Extract the full listing below without altering a single character.
--- start of Supplied records ---
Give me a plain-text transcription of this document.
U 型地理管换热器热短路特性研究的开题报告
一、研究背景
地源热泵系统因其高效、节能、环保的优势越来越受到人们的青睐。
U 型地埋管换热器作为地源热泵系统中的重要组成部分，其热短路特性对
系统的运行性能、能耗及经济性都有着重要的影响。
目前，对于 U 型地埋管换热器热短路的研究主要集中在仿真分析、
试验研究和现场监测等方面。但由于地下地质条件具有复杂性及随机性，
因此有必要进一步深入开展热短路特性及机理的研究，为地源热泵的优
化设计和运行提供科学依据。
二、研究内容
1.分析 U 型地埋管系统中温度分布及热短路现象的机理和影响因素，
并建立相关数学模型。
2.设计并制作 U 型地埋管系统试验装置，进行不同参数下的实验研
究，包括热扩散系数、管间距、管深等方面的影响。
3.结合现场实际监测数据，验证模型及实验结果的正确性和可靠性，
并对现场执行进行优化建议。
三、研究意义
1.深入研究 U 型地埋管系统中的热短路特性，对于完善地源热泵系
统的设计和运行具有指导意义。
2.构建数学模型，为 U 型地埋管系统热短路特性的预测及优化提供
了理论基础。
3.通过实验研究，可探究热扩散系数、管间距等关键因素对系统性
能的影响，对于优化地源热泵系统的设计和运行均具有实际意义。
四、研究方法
--- end of Supplied records ---
__Response for this exercise__
Give me a plain-text transcription of this document.
U 型地理管换热器热短路特性研究的开题报告
一、研究背景
地源热泵系统因其高效、节能、环保的优势越来越受到人们的青睐。
U 型地埋管换热器作为地源热泵系统中的重要组成部分，其热短路特性对
系统的运行性能、能耗及经济性都有着重要的影响。
目前，对于 U 型地埋管换热器热短路的研究主要集中在仿真分析、
试验研究和现场监测等方面。但由于地下地质条件具有复杂性及随机性，
因此有必要进一步深入开展热短路特性及机理的研究，为地源热泵的优
化设计和运行提供科学依据。
二、研究内容
1.分析 U 型地埋管系统中温度分布及热短路现象的机理和影响因素，
并建立相关数学模型。
2.设计并制作 U 型地埋管系统试验装置，进行不同参数下的实验研
究，包括热扩散系数、管间距、管深等方面的影响。
3.结合现场实际监测数据，验证模型及实验结果的正确性和可靠性，
并对现场执行进行优化建议。
三、研究意义
1.深入研究 U 型地埋管系统中的热短路特性，对于完善地源热泵系
统的设计和运行具有指导意义。
2.构建数学模型，为 U 型地埋管系统热短路特性的预测及优化提供
了理论基础。
3.通过实验研究，可探究热扩散系数、管间距等关键因素对系统性
能的影响，对于优化地源热泵系统的设计和运行均具有实际意义。
四、研究方法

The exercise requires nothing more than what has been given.